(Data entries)
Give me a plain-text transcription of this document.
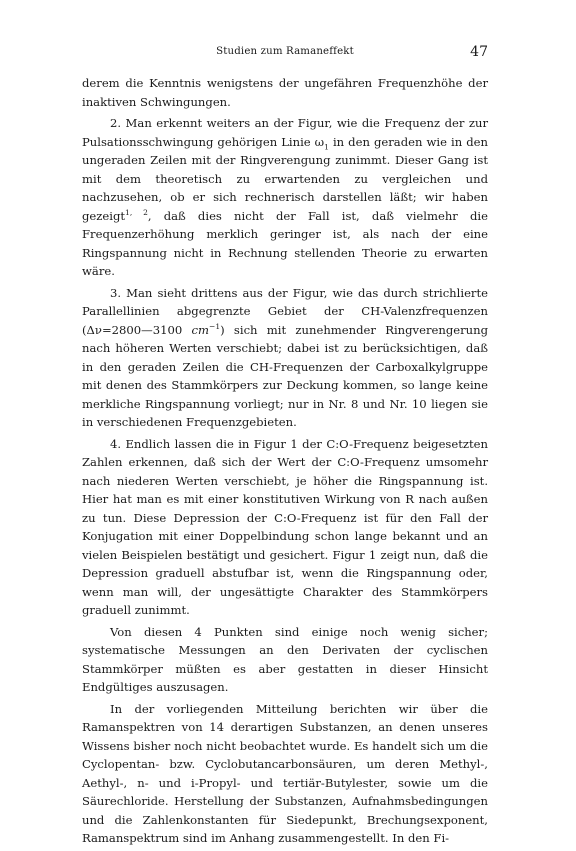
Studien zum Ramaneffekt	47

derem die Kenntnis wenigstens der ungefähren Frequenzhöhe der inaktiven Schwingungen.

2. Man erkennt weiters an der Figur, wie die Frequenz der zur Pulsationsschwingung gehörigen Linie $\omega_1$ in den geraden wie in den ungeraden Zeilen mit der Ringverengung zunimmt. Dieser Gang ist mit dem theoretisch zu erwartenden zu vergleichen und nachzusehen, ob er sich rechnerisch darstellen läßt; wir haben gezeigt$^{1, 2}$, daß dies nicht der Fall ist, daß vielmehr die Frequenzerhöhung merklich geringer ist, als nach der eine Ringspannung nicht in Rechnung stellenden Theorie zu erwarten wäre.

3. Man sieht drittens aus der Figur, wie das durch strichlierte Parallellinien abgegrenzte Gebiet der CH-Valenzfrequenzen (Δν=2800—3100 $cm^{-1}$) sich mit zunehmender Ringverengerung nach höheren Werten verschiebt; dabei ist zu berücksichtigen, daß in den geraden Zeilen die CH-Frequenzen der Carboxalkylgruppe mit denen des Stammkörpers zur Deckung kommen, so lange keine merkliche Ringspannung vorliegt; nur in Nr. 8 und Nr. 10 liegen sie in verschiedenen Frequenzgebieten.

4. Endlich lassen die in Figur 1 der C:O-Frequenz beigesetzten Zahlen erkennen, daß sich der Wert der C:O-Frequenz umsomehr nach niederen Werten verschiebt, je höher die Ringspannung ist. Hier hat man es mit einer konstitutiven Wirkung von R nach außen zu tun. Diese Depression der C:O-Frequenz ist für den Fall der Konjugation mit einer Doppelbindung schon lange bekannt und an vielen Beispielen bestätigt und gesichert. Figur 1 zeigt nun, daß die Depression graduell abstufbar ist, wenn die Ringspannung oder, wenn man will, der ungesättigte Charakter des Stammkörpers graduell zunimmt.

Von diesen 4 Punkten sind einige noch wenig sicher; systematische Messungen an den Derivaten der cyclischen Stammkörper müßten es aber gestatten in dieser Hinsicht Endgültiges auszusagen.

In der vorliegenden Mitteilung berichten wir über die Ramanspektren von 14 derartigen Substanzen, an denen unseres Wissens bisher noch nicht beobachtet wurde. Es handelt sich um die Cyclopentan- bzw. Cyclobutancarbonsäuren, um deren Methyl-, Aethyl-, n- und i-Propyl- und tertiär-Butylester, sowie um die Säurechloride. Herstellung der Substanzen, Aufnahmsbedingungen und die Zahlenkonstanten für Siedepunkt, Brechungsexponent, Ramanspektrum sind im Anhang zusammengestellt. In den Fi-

→ Directive: All of the material above needs to be restated exactly, with no pictures.

→ The output:
Give me a plain-text transcription of this document.
Studien zum Ramaneffekt	47

derem die Kenntnis wenigstens der ungefähren Frequenzhöhe der inaktiven Schwingungen.

2. Man erkennt weiters an der Figur, wie die Frequenz der zur Pulsationsschwingung gehörigen Linie $\omega_1$ in den geraden wie in den ungeraden Zeilen mit der Ringverengung zunimmt. Dieser Gang ist mit dem theoretisch zu erwartenden zu vergleichen und nachzusehen, ob er sich rechnerisch darstellen läßt; wir haben gezeigt$^{1, 2}$, daß dies nicht der Fall ist, daß vielmehr die Frequenzerhöhung merklich geringer ist, als nach der eine Ringspannung nicht in Rechnung stellenden Theorie zu erwarten wäre.

3. Man sieht drittens aus der Figur, wie das durch strichlierte Parallellinien abgegrenzte Gebiet der CH-Valenzfrequenzen (Δν=2800—3100 $cm^{-1}$) sich mit zunehmender Ringverengerung nach höheren Werten verschiebt; dabei ist zu berücksichtigen, daß in den geraden Zeilen die CH-Frequenzen der Carboxalkylgruppe mit denen des Stammkörpers zur Deckung kommen, so lange keine merkliche Ringspannung vorliegt; nur in Nr. 8 und Nr. 10 liegen sie in verschiedenen Frequenzgebieten.

4. Endlich lassen die in Figur 1 der C:O-Frequenz beigesetzten Zahlen erkennen, daß sich der Wert der C:O-Frequenz umsomehr nach niederen Werten verschiebt, je höher die Ringspannung ist. Hier hat man es mit einer konstitutiven Wirkung von R nach außen zu tun. Diese Depression der C:O-Frequenz ist für den Fall der Konjugation mit einer Doppelbindung schon lange bekannt und an vielen Beispielen bestätigt und gesichert. Figur 1 zeigt nun, daß die Depression graduell abstufbar ist, wenn die Ringspannung oder, wenn man will, der ungesättigte Charakter des Stammkörpers graduell zunimmt.

Von diesen 4 Punkten sind einige noch wenig sicher; systematische Messungen an den Derivaten der cyclischen Stammkörper müßten es aber gestatten in dieser Hinsicht Endgültiges auszusagen.

In der vorliegenden Mitteilung berichten wir über die Ramanspektren von 14 derartigen Substanzen, an denen unseres Wissens bisher noch nicht beobachtet wurde. Es handelt sich um die Cyclopentan- bzw. Cyclobutancarbonsäuren, um deren Methyl-, Aethyl-, n- und i-Propyl- und tertiär-Butylester, sowie um die Säurechloride. Herstellung der Substanzen, Aufnahmsbedingungen und die Zahlenkonstanten für Siedepunkt, Brechungsexponent, Ramanspektrum sind im Anhang zusammengestellt. In den Fi-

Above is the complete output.